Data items
----

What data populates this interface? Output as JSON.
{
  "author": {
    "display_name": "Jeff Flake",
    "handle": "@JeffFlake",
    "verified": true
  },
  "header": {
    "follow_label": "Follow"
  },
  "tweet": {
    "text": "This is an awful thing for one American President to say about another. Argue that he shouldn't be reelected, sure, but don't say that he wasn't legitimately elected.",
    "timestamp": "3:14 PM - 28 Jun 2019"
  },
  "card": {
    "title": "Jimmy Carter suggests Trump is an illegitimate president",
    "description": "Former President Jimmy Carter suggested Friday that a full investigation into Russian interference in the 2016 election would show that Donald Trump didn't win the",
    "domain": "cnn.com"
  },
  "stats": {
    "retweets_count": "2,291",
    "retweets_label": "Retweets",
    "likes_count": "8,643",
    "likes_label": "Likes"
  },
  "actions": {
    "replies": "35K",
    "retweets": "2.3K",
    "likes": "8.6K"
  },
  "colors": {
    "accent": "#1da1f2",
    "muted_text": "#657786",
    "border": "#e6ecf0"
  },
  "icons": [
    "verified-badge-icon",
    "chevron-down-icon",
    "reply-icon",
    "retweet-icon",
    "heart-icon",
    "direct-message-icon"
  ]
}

----

▶ [AIM] In the listing above, locate each line with "that" and copy it.

▶ [OUTPUT]
    "text": "This is an awful thing for one American President to say about another. Argue that he shouldn't be reelected, sure, but don't say that he wasn't legitimately elected.",
    "description": "Former President Jimmy Carter suggested Friday that a full investigation into Russian interference in the 2016 election would show that Donald Trump didn't win the",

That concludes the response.